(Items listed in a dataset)
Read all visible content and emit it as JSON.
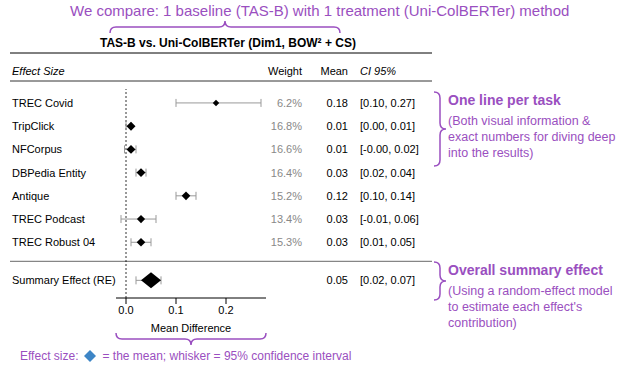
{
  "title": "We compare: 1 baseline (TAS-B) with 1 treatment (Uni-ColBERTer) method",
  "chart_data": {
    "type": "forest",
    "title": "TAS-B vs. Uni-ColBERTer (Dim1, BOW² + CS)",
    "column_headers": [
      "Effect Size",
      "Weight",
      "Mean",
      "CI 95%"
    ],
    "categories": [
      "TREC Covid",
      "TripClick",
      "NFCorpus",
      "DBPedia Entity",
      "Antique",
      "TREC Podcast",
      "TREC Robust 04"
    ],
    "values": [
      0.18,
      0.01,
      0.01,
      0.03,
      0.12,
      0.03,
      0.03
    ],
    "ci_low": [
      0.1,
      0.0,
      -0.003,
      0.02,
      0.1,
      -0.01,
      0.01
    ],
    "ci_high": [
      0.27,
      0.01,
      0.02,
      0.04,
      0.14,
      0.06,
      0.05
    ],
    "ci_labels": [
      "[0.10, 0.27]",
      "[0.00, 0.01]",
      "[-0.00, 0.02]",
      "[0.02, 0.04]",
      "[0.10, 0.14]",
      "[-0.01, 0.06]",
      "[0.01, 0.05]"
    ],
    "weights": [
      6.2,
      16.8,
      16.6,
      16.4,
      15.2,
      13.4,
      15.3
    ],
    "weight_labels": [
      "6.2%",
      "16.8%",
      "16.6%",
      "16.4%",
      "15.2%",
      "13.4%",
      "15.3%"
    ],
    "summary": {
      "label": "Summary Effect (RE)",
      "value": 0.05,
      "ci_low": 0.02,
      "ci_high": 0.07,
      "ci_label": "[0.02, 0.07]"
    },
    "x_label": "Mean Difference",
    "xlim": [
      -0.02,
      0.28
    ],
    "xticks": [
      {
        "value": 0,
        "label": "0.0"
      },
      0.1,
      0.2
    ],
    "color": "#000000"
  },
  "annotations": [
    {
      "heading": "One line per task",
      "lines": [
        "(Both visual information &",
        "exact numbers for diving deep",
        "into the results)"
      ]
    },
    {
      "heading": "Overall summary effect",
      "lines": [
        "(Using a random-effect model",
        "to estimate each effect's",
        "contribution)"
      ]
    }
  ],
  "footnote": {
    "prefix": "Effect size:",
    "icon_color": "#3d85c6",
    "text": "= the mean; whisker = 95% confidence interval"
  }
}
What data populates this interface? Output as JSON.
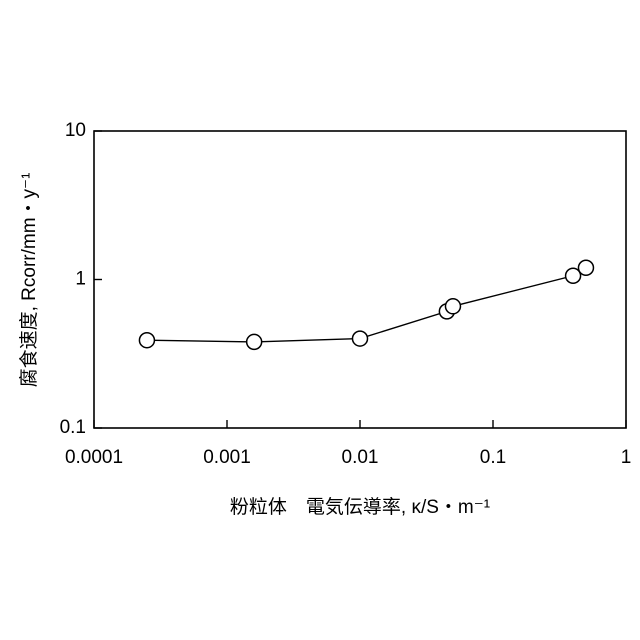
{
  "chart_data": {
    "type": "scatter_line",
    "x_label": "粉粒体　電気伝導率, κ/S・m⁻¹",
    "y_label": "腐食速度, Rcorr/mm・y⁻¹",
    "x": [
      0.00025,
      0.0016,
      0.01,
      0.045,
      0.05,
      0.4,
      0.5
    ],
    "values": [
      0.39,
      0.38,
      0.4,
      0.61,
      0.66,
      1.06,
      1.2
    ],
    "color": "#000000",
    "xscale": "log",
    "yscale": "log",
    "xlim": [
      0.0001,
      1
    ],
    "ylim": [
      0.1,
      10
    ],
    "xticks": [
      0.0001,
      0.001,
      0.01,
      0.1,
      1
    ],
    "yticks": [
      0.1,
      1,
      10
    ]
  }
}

• OBJECTIVE:
Take the lines from the one that contains "What data populates" down to the last line of the listing above, both included, and set them down exactly, leaving out pictures.

• WRITTEN RESPONSE:
What data populates this interface? Output as JSON.
{
  "chart_data": {
    "type": "scatter_line",
    "x_label": "粉粒体　電気伝導率, κ/S・m⁻¹",
    "y_label": "腐食速度, Rcorr/mm・y⁻¹",
    "x": [
      0.00025,
      0.0016,
      0.01,
      0.045,
      0.05,
      0.4,
      0.5
    ],
    "values": [
      0.39,
      0.38,
      0.4,
      0.61,
      0.66,
      1.06,
      1.2
    ],
    "color": "#000000",
    "xscale": "log",
    "yscale": "log",
    "xlim": [
      0.0001,
      1
    ],
    "ylim": [
      0.1,
      10
    ],
    "xticks": [
      0.0001,
      0.001,
      0.01,
      0.1,
      1
    ],
    "yticks": [
      0.1,
      1,
      10
    ]
  }
}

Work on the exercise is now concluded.